Restate, word for word, every line of the data.

+++++

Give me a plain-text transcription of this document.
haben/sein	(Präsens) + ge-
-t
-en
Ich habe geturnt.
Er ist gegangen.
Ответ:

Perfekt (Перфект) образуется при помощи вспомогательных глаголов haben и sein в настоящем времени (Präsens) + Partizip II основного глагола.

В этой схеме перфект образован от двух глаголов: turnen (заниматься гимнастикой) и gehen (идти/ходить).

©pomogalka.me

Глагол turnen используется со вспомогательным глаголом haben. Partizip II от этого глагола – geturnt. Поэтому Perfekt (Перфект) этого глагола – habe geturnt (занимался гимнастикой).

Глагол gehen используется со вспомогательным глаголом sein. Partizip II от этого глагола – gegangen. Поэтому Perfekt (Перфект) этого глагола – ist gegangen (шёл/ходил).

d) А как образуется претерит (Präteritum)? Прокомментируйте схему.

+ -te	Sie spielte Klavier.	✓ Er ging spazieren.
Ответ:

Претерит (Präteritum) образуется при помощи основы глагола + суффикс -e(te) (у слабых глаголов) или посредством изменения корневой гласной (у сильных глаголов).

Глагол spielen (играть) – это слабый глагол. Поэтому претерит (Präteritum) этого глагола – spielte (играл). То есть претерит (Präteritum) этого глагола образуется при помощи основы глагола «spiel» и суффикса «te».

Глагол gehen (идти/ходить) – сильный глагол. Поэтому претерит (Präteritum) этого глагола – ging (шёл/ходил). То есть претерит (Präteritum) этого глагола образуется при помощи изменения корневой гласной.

+++++

### RESPONSE TO THIS EXERCISE
Give me a plain-text transcription of this document.
haben/sein	(Präsens) + ge-
-t
-en
Ich habe geturnt.
Er ist gegangen.
Ответ:

Perfekt (Перфект) образуется при помощи вспомогательных глаголов haben и sein в настоящем времени (Präsens) + Partizip II основного глагола.

В этой схеме перфект образован от двух глаголов: turnen (заниматься гимнастикой) и gehen (идти/ходить).

©pomogalka.me

Глагол turnen используется со вспомогательным глаголом haben. Partizip II от этого глагола – geturnt. Поэтому Perfekt (Перфект) этого глагола – habe geturnt (занимался гимнастикой).

Глагол gehen используется со вспомогательным глаголом sein. Partizip II от этого глагола – gegangen. Поэтому Perfekt (Перфект) этого глагола – ist gegangen (шёл/ходил).

d) А как образуется претерит (Präteritum)? Прокомментируйте схему.

+ -te	Sie spielte Klavier.	✓ Er ging spazieren.
Ответ:

Претерит (Präteritum) образуется при помощи основы глагола + суффикс -e(te) (у слабых глаголов) или посредством изменения корневой гласной (у сильных глаголов).

Глагол spielen (играть) – это слабый глагол. Поэтому претерит (Präteritum) этого глагола – spielte (играл). То есть претерит (Präteritum) этого глагола образуется при помощи основы глагола «spiel» и суффикса «te».

Глагол gehen (идти/ходить) – сильный глагол. Поэтому претерит (Präteritum) этого глагола – ging (шёл/ходил). То есть претерит (Präteritum) этого глагола образуется при помощи изменения корневой гласной.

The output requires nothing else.